— Start of Given data —
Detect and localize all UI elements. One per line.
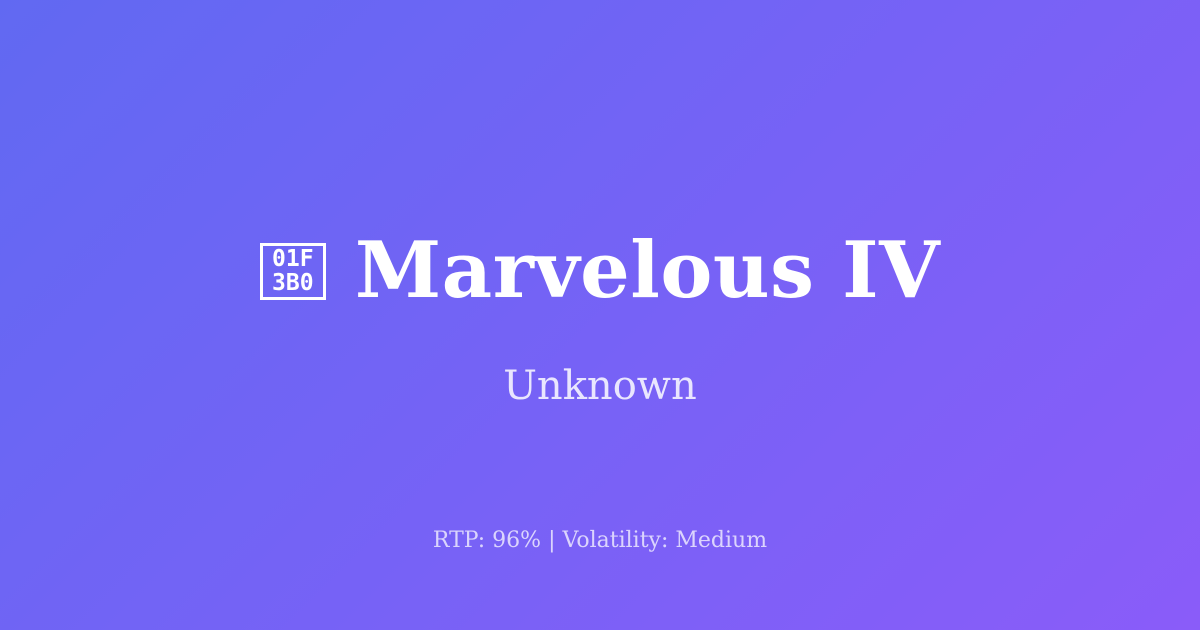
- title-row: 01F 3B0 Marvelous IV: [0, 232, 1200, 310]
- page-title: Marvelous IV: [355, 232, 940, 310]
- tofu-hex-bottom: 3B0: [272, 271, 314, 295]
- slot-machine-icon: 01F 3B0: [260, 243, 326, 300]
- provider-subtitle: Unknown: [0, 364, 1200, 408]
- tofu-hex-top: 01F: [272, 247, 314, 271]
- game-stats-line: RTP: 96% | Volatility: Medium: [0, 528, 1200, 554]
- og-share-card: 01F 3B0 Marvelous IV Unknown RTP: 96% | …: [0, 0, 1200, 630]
— End of Given data —
» **Your objective**: Please extract every line from the rows above word for word, omitting the pictures.

» **Answer to the exercise**:
Detect and localize all UI elements. One per line.
- title-row: 01F 3B0 Marvelous IV: [0, 232, 1200, 310]
- page-title: Marvelous IV: [355, 232, 940, 310]
- tofu-hex-bottom: 3B0: [272, 271, 314, 295]
- slot-machine-icon: 01F 3B0: [260, 243, 326, 300]
- provider-subtitle: Unknown: [0, 364, 1200, 408]
- tofu-hex-top: 01F: [272, 247, 314, 271]
- game-stats-line: RTP: 96% | Volatility: Medium: [0, 528, 1200, 554]
- og-share-card: 01F 3B0 Marvelous IV Unknown RTP: 96% | …: [0, 0, 1200, 630]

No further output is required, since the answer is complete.